*WHAT TO WORK ON:* Repeat the data that follows, word for word, without the images.

*EXCERPTED RECORDS:*
======

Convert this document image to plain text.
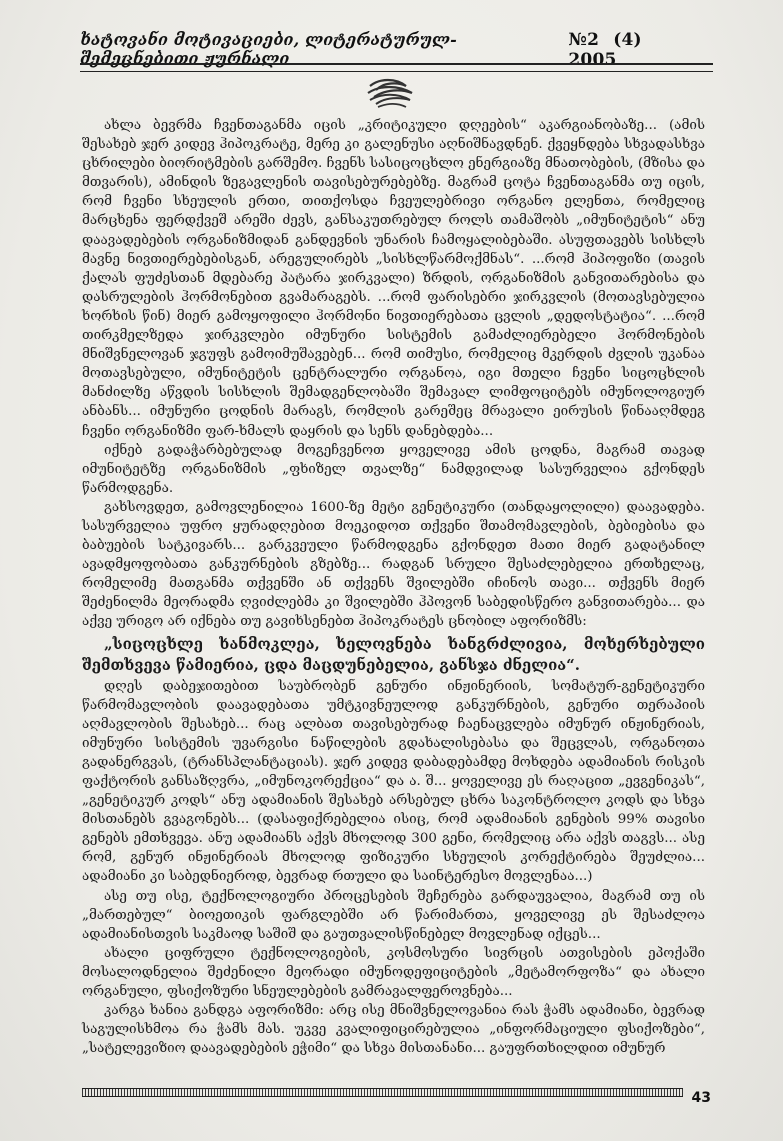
ხატოვანი მოტივაციები, ლიტერატურულ-შემეცნებითი ჟურნალი
№2 (4) 2005

ახლა ბევრმა ჩვენთაგანმა იცის „კრიტიკული დღეების“ აკარგიანობაზე... (ამის შესახებ ჯერ კიდევ ჰიპოკრატე, მერე კი გალენუსი აღნიშნავდნენ. ქვეყნდება სხვადასხვა ცხრილები ბიორიტმების გარშემო. ჩვენს სასიცოცხლო ენერგიაზე მნათობების, (მზისა და მთვარის), ამინდის ზეგავლენის თავისებურებებზე. მაგრამ ცოტა ჩვენთაგანმა თუ იცის, რომ ჩვენი სხეულის ერთი, თითქოსდა ჩვეულებრივი ორგანო ელენთა, რომელიც მარცხენა ფერდქვეშ არეში ძევს, განსაკუთრებულ როლს თამაშობს „იმუნიტეტის“ ანუ დაავადებების ორგანიზმიდან განდევნის უნარის ჩამოყალიბებაში. ასუფთავებს სისხლს მავნე ნივთიერებებისგან, არეგულირებს „სისხლწარმოქმნას“. ...რომ ჰიპოფიზი (თავის ქალას ფუძესთან მდებარე პატარა ჯირკვალი) ზრდის, ორგანიზმის განვითარებისა და დასრულების ჰორმონებით გვამარაგებს. ...რომ ფარისებრი ჯირკვლის (მოთავსებულია ხორხის წინ) მიერ გამოყოფილი ჰორმონი ნივთიერებათა ცვლის „დედოსტატია“. ...რომ თირკმელზედა ჯირკვლები იმუნური სისტემის გამაძლიერებელი ჰორმონების მნიშვნელოვან ჯგუფს გამოიმუშავებენ... რომ თიმუსი, რომელიც მკერდის ძვლის უკანაა მოთავსებული, იმუნიტეტის ცენტრალური ორგანოა, იგი მთელი ჩვენი სიცოცხლის მანძილზე აწვდის სისხლის შემადგენლობაში შემავალ ლიმფოციტებს იმუნოლოგიურ ანბანს... იმუნური ცოდნის მარაგს, რომლის გარეშეც მრავალი ეირუსის წინააღმდეგ ჩვენი ორგანიზმი ფარ-ხმალს დაყრის და სენს დანებდება...

იქნებ გადაჭარბებულად მოგეჩვენოთ ყოველივე ამის ცოდნა, მაგრამ თავად იმუნიტეტზე ორგანიზმის „ფხიზელ თვალზე“ ნამდვილად სასურველია გქონდეს წარმოდგენა.

გახსოვდეთ, გამოვლენილია 1600-ზე მეტი გენეტიკური (თანდაყოლილი) დაავადება. სასურველია უფრო ყურადღებით მოეკიდოთ თქვენი შთამომავლების, ბებიებისა და ბაბუების სატკივარს... გარკვეული წარმოდგენა გქონდეთ მათი მიერ გადატანილ ავადმყოფობათა განკურნების გზებზე... რადგან სრული შესაძლებელია ერთხელაც, რომელიმე მათგანმა თქვენში ან თქვენს შვილებში იჩინოს თავი... თქვენს მიერ შეძენილმა მეორადმა ღვიძლებმა კი შვილებში ჰპოვონ საბედისწერო განვითარება... და აქვე ურიგო არ იქნება თუ გავიხსენებთ ჰიპოკრატეს ცნობილ აფორიზმს:

„სიცოცხლე ხანმოკლეა, ხელოვნება ხანგრძლივია, მოხერხებული შემთხვევა წამიერია, ცდა მაცდუნებელია, განსჯა ძნელია“.

დღეს დაბეჯითებით საუბრობენ გენური ინჟინერიის, სომატურ-გენეტიკური წარმომავლობის დაავადებათა უმტკივნეულოდ განკურნების, გენური თერაპიის აღმავლობის შესახებ... რაც ალბათ თავისებურად ჩაენაცვლება იმუნურ ინჟინერიას, იმუნური სისტემის უვარგისი ნაწილების გდახალისებასა და შეცვლას, ორგანოთა გადანერგვას, (ტრანსპლანტაციას). ჯერ კიდევ დაბადებამდე მოხდება ადამიანის რისკის ფაქტორის განსაზღვრა, „იმუნოკორექცია“ და ა. შ... ყოველივე ეს რაღაცით „ევგენიკას“, „გენეტიკურ კოდს“ ანუ ადამიანის შესახებ არსებულ ცხრა საკონტროლო კოდს და სხვა მისთანებს გვაგონებს... (დასაფიქრებელია ისიც, რომ ადამიანის გენების 99% თავისი გენებს ემთხვევა. ანუ ადამიანს აქვს მხოლოდ 300 გენი, რომელიც არა აქვს თაგვს... ასე რომ, გენურ ინჟინერიას მხოლოდ ფიზიკური სხეულის კორექტირება შეუძლია... ადამიანი კი საბედნიეროდ, ბევრად რთული და საინტერესო მოვლენაა...)

ასე თუ ისე, ტექნოლოგიური პროცესების შეჩერება გარდაუვალია, მაგრამ თუ ის „მართებულ“ ბიოეთიკის ფარგლებში არ წარიმართა, ყოველივე ეს შესაძლოა ადამიანისთვის საკმაოდ საშიშ და გაუთვალისწინებელ მოვლენად იქცეს...

ახალი ციფრული ტექნოლოგიების, კოსმოსური სივრცის ათვისების ეპოქაში მოსალოდნელია შეძენილი მეორადი იმუნოდეფიციტების „მეტამორფოზა“ და ახალი ორგანული, ფსიქოზური სნეულებების გამრავალფეროვნება...

კარგა ხანია განდგა აფორიზმი: არც ისე მნიშვნელოვანია რას ჭამს ადამიანი, ბევრად საგულისხმოა რა ჭამს მას. უკვე კვალიფიცირებულია „ინფორმაციული ფსიქოზები“, „სატელევიზიო დაავადებების ეჭიმი“ და სხვა მისთანანი... გაუფრთხილდით იმუნურ

43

======

*RIGHT ANSWER:*
Convert this document image to plain text.
ხატოვანი მოტივაციები, ლიტერატურულ-შემეცნებითი ჟურნალი
№2 (4) 2005

ახლა ბევრმა ჩვენთაგანმა იცის „კრიტიკული დღეების“ აკარგიანობაზე... (ამის შესახებ ჯერ კიდევ ჰიპოკრატე, მერე კი გალენუსი აღნიშნავდნენ. ქვეყნდება სხვადასხვა ცხრილები ბიორიტმების გარშემო. ჩვენს სასიცოცხლო ენერგიაზე მნათობების, (მზისა და მთვარის), ამინდის ზეგავლენის თავისებურებებზე. მაგრამ ცოტა ჩვენთაგანმა თუ იცის, რომ ჩვენი სხეულის ერთი, თითქოსდა ჩვეულებრივი ორგანო ელენთა, რომელიც მარცხენა ფერდქვეშ არეში ძევს, განსაკუთრებულ როლს თამაშობს „იმუნიტეტის“ ანუ დაავადებების ორგანიზმიდან განდევნის უნარის ჩამოყალიბებაში. ასუფთავებს სისხლს მავნე ნივთიერებებისგან, არეგულირებს „სისხლწარმოქმნას“. ...რომ ჰიპოფიზი (თავის ქალას ფუძესთან მდებარე პატარა ჯირკვალი) ზრდის, ორგანიზმის განვითარებისა და დასრულების ჰორმონებით გვამარაგებს. ...რომ ფარისებრი ჯირკვლის (მოთავსებულია ხორხის წინ) მიერ გამოყოფილი ჰორმონი ნივთიერებათა ცვლის „დედოსტატია“. ...რომ თირკმელზედა ჯირკვლები იმუნური სისტემის გამაძლიერებელი ჰორმონების მნიშვნელოვან ჯგუფს გამოიმუშავებენ... რომ თიმუსი, რომელიც მკერდის ძვლის უკანაა მოთავსებული, იმუნიტეტის ცენტრალური ორგანოა, იგი მთელი ჩვენი სიცოცხლის მანძილზე აწვდის სისხლის შემადგენლობაში შემავალ ლიმფოციტებს იმუნოლოგიურ ანბანს... იმუნური ცოდნის მარაგს, რომლის გარეშეც მრავალი ეირუსის წინააღმდეგ ჩვენი ორგანიზმი ფარ-ხმალს დაყრის და სენს დანებდება...

იქნებ გადაჭარბებულად მოგეჩვენოთ ყოველივე ამის ცოდნა, მაგრამ თავად იმუნიტეტზე ორგანიზმის „ფხიზელ თვალზე“ ნამდვილად სასურველია გქონდეს წარმოდგენა.

გახსოვდეთ, გამოვლენილია 1600-ზე მეტი გენეტიკური (თანდაყოლილი) დაავადება. სასურველია უფრო ყურადღებით მოეკიდოთ თქვენი შთამომავლების, ბებიებისა და ბაბუების სატკივარს... გარკვეული წარმოდგენა გქონდეთ მათი მიერ გადატანილ ავადმყოფობათა განკურნების გზებზე... რადგან სრული შესაძლებელია ერთხელაც, რომელიმე მათგანმა თქვენში ან თქვენს შვილებში იჩინოს თავი... თქვენს მიერ შეძენილმა მეორადმა ღვიძლებმა კი შვილებში ჰპოვონ საბედისწერო განვითარება... და აქვე ურიგო არ იქნება თუ გავიხსენებთ ჰიპოკრატეს ცნობილ აფორიზმს:

„სიცოცხლე ხანმოკლეა, ხელოვნება ხანგრძლივია, მოხერხებული შემთხვევა წამიერია, ცდა მაცდუნებელია, განსჯა ძნელია“.

დღეს დაბეჯითებით საუბრობენ გენური ინჟინერიის, სომატურ-გენეტიკური წარმომავლობის დაავადებათა უმტკივნეულოდ განკურნების, გენური თერაპიის აღმავლობის შესახებ... რაც ალბათ თავისებურად ჩაენაცვლება იმუნურ ინჟინერიას, იმუნური სისტემის უვარგისი ნაწილების გდახალისებასა და შეცვლას, ორგანოთა გადანერგვას, (ტრანსპლანტაციას). ჯერ კიდევ დაბადებამდე მოხდება ადამიანის რისკის ფაქტორის განსაზღვრა, „იმუნოკორექცია“ და ა. შ... ყოველივე ეს რაღაცით „ევგენიკას“, „გენეტიკურ კოდს“ ანუ ადამიანის შესახებ არსებულ ცხრა საკონტროლო კოდს და სხვა მისთანებს გვაგონებს... (დასაფიქრებელია ისიც, რომ ადამიანის გენების 99% თავისი გენებს ემთხვევა. ანუ ადამიანს აქვს მხოლოდ 300 გენი, რომელიც არა აქვს თაგვს... ასე რომ, გენურ ინჟინერიას მხოლოდ ფიზიკური სხეულის კორექტირება შეუძლია... ადამიანი კი საბედნიეროდ, ბევრად რთული და საინტერესო მოვლენაა...)

ასე თუ ისე, ტექნოლოგიური პროცესების შეჩერება გარდაუვალია, მაგრამ თუ ის „მართებულ“ ბიოეთიკის ფარგლებში არ წარიმართა, ყოველივე ეს შესაძლოა ადამიანისთვის საკმაოდ საშიშ და გაუთვალისწინებელ მოვლენად იქცეს...

ახალი ციფრული ტექნოლოგიების, კოსმოსური სივრცის ათვისების ეპოქაში მოსალოდნელია შეძენილი მეორადი იმუნოდეფიციტების „მეტამორფოზა“ და ახალი ორგანული, ფსიქოზური სნეულებების გამრავალფეროვნება...

კარგა ხანია განდგა აფორიზმი: არც ისე მნიშვნელოვანია რას ჭამს ადამიანი, ბევრად საგულისხმოა რა ჭამს მას. უკვე კვალიფიცირებულია „ინფორმაციული ფსიქოზები“, „სატელევიზიო დაავადებების ეჭიმი“ და სხვა მისთანანი... გაუფრთხილდით იმუნურ

43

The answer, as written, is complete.